What is needed:
Look below. Copy each line that has "Staatsdefizit" in it.

=== The records ===

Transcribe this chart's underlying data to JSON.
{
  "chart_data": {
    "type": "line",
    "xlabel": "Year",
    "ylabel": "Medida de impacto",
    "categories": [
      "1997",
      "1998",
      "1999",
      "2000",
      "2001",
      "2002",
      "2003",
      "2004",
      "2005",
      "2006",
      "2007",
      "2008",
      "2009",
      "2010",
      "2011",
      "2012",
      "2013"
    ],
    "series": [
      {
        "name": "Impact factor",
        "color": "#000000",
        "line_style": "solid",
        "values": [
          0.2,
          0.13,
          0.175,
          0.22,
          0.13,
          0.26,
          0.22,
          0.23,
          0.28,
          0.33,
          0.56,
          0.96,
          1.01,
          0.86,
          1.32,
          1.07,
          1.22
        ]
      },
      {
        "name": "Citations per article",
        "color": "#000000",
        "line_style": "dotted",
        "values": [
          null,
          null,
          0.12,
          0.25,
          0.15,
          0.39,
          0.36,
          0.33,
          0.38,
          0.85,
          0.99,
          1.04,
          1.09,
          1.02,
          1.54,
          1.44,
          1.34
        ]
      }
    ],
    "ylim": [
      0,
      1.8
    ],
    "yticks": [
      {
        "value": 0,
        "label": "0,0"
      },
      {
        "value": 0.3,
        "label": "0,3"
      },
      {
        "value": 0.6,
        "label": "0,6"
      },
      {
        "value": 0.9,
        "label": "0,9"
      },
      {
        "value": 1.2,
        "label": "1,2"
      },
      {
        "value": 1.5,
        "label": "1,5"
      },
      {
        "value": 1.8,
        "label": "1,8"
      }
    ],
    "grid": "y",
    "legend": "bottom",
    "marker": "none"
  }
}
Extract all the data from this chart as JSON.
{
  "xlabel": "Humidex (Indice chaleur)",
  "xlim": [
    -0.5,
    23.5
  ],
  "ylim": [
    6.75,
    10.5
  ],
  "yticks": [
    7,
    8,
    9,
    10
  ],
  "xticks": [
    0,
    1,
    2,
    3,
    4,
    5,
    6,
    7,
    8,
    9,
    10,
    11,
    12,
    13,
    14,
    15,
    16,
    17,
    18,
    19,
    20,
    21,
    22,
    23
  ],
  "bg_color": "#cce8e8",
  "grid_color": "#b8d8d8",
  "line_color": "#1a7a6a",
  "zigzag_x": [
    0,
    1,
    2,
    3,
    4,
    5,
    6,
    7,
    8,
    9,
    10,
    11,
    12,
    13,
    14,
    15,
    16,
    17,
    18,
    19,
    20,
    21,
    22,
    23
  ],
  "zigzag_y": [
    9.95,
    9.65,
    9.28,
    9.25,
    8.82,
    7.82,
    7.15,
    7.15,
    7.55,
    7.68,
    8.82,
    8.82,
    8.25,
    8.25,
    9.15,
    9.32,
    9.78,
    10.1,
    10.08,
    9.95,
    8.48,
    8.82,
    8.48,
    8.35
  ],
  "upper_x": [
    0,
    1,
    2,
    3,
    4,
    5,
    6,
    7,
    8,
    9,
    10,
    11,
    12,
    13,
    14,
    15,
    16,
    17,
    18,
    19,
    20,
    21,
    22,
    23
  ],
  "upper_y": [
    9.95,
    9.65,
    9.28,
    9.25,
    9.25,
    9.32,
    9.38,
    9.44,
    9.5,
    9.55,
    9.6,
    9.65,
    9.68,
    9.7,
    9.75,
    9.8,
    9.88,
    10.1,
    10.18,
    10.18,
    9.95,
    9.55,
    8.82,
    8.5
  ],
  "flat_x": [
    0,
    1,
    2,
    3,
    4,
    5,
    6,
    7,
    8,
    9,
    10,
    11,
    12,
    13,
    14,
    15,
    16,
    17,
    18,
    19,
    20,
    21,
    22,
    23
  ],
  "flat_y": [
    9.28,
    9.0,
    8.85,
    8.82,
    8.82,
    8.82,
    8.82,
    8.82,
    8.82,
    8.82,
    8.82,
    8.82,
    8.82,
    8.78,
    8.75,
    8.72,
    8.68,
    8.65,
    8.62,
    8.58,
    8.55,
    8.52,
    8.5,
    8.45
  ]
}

===
=== The records ===

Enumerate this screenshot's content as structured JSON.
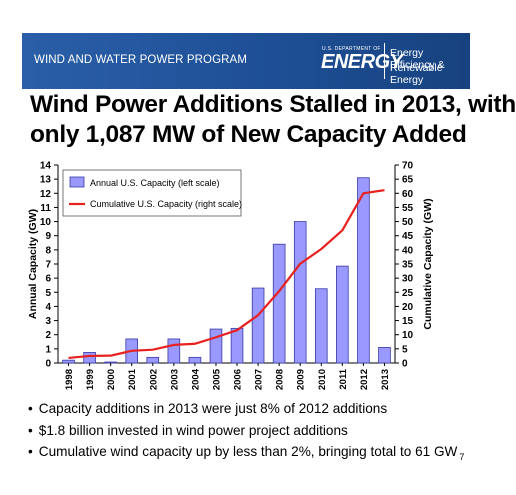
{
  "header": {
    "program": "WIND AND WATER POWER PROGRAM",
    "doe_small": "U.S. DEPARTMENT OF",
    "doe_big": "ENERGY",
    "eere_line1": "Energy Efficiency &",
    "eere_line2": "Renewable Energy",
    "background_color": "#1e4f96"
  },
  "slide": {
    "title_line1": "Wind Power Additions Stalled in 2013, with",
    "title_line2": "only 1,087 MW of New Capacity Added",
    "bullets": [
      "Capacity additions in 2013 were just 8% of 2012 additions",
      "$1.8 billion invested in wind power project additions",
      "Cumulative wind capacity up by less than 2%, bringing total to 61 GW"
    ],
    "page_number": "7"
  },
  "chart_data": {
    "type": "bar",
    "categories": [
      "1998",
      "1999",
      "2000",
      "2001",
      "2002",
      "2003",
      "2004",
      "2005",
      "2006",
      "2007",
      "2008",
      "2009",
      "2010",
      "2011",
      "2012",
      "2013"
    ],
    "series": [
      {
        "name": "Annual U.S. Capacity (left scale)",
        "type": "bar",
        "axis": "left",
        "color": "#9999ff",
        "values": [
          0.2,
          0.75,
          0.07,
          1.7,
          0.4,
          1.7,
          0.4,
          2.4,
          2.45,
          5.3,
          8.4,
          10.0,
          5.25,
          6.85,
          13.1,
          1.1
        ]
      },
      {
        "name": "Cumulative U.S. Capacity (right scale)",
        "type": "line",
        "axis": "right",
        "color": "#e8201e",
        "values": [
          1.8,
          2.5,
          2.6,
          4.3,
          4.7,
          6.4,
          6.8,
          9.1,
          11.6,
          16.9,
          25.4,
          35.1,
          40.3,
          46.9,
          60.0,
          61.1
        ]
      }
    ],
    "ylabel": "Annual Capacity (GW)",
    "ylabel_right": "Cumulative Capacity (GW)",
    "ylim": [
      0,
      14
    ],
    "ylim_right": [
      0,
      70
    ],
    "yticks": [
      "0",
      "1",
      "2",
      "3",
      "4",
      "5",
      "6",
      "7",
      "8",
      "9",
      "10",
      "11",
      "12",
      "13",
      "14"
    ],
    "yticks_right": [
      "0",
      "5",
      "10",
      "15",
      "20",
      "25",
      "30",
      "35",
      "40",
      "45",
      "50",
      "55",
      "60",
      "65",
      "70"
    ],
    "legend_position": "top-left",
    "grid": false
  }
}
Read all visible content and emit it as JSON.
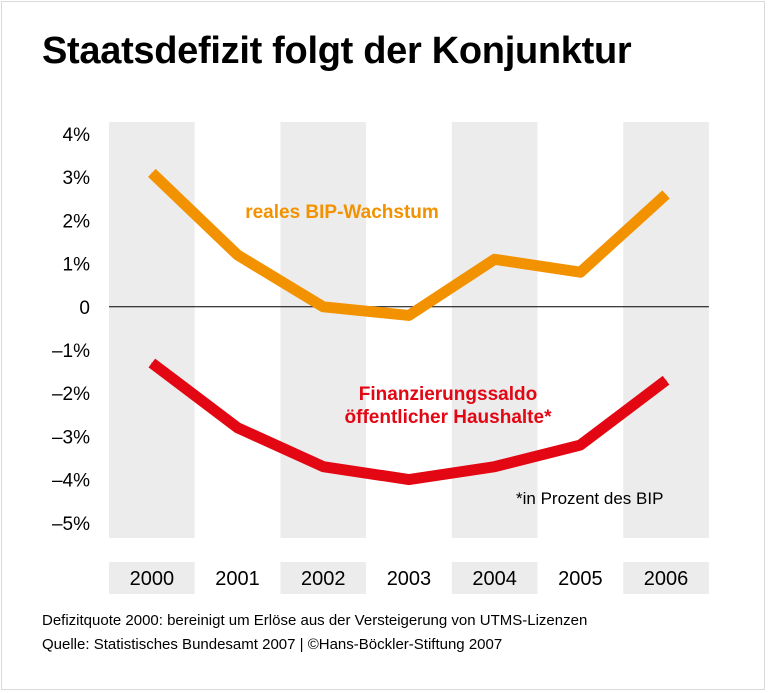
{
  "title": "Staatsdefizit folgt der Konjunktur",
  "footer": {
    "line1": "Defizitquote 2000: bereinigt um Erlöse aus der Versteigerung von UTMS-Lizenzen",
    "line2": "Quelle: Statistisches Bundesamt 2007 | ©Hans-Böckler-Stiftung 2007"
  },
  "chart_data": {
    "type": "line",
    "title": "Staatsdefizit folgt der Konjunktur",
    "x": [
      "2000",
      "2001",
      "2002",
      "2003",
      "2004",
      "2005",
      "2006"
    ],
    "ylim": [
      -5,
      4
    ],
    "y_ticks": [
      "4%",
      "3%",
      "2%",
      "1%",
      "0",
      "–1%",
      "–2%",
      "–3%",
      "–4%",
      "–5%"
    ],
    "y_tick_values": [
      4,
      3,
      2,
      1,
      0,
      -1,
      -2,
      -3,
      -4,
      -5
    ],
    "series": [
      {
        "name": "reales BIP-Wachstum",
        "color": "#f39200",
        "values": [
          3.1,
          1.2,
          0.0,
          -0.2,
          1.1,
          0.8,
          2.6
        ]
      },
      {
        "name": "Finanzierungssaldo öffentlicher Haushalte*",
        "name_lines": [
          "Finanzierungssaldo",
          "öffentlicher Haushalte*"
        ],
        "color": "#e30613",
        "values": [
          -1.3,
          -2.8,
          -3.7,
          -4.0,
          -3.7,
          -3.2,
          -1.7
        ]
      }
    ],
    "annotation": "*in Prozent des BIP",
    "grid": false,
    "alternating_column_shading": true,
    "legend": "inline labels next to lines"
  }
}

===

Exercise answer:
  "title": "Staatsdefizit folgt der Konjunktur",
    "title": "Staatsdefizit folgt der Konjunktur",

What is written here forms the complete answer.